Collected data
★ ★ ★ ★ ★
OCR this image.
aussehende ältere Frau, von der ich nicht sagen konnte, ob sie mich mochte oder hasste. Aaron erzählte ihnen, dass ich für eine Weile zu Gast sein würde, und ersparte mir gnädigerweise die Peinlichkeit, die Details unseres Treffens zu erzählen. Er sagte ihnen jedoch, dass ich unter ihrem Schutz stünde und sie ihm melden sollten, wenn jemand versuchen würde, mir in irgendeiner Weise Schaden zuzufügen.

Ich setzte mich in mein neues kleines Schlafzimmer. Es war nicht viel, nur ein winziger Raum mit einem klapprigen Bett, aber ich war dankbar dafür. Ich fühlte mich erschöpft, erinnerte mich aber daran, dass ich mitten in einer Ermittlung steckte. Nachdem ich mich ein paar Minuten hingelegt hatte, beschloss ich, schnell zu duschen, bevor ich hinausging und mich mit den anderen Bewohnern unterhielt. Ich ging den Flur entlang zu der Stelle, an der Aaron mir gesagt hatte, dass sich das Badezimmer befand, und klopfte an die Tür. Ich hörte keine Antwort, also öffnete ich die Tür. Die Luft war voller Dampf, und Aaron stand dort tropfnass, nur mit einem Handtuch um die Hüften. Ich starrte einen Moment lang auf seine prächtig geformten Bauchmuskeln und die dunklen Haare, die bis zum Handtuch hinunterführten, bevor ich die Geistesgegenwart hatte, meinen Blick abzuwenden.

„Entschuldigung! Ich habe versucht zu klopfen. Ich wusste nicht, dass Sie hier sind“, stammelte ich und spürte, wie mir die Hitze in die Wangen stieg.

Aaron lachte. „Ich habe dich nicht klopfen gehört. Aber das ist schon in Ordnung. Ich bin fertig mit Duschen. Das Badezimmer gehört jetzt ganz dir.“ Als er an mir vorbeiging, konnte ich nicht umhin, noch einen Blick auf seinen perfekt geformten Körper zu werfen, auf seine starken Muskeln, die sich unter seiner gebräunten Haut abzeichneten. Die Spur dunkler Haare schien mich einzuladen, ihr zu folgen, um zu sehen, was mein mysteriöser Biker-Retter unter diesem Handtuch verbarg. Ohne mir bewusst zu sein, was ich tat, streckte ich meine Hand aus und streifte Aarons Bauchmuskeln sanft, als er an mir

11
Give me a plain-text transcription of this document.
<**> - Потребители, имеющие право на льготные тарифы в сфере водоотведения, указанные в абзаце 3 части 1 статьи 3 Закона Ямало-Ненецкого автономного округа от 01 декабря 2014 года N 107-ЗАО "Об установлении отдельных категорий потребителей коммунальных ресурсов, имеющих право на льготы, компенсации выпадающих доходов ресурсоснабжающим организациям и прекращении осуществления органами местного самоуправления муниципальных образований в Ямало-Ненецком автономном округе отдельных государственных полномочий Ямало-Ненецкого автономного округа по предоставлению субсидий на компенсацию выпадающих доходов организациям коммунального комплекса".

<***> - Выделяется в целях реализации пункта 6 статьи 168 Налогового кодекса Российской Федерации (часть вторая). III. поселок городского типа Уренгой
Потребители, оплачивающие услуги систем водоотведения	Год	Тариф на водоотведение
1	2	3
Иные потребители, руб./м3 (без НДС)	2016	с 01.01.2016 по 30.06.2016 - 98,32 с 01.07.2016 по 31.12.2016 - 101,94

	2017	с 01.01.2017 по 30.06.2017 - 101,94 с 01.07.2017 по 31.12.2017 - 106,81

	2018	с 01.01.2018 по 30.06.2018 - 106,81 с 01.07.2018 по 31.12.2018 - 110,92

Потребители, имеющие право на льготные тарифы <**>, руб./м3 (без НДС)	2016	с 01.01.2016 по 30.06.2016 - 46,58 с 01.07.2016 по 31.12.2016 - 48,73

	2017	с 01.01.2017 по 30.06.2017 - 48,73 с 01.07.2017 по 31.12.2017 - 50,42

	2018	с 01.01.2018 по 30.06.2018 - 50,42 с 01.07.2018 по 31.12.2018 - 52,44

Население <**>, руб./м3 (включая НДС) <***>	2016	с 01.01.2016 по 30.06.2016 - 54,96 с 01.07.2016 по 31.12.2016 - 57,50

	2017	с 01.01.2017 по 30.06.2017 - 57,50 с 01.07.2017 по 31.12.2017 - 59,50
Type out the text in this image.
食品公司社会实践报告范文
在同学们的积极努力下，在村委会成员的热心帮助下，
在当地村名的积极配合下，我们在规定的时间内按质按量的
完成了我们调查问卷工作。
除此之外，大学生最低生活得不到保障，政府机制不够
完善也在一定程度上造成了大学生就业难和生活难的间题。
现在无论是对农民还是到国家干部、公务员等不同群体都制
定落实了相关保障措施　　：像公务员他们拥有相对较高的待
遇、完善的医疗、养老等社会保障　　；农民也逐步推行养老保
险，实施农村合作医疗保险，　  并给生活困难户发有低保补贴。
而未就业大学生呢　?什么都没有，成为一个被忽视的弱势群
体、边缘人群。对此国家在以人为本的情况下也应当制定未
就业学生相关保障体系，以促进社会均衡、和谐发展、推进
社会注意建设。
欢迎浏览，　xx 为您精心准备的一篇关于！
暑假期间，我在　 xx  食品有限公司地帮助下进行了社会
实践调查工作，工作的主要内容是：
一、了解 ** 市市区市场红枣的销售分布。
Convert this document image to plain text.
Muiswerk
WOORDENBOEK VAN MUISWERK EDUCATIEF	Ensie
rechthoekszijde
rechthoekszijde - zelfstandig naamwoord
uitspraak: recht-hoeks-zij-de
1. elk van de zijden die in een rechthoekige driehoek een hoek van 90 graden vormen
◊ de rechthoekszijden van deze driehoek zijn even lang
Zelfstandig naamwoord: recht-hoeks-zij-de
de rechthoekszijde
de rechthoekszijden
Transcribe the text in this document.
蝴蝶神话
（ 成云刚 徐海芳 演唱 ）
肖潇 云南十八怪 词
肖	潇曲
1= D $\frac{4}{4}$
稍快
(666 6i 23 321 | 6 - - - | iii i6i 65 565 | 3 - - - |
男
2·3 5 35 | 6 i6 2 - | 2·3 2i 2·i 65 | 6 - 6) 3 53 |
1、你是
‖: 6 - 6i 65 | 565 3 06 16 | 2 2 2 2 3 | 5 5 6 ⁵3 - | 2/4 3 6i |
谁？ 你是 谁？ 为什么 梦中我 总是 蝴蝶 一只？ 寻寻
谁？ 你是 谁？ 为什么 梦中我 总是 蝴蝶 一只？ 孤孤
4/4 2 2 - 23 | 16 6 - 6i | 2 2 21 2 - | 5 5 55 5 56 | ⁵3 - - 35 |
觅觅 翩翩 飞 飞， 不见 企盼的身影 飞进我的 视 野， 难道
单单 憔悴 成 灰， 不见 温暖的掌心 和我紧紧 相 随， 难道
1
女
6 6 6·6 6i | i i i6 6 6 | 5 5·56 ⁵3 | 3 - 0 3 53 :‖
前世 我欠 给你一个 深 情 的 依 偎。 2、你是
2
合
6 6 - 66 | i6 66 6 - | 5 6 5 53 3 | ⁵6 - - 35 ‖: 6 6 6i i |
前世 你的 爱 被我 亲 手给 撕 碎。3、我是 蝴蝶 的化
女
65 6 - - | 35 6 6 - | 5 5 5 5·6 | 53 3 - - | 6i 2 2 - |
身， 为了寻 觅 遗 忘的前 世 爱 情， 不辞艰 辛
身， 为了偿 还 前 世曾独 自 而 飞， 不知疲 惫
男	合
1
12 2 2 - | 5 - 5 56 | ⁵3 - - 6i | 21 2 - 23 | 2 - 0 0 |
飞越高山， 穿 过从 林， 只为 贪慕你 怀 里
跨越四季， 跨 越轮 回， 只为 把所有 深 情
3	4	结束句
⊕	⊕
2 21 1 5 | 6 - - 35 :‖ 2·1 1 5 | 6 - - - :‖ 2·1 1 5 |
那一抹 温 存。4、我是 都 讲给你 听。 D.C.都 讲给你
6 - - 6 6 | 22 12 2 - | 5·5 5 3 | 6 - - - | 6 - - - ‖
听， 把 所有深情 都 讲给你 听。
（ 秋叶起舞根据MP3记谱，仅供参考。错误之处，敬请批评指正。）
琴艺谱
★ ★ ★ ★ ★
__THE PROBLEM__.
Scan the material above for the string "naamwoord" and return the lines that hold it.

__OUTPUT OF THE TASK__.
rechthoekszijde - zelfstandig naamwoord
Zelfstandig naamwoord: recht-hoeks-zij-de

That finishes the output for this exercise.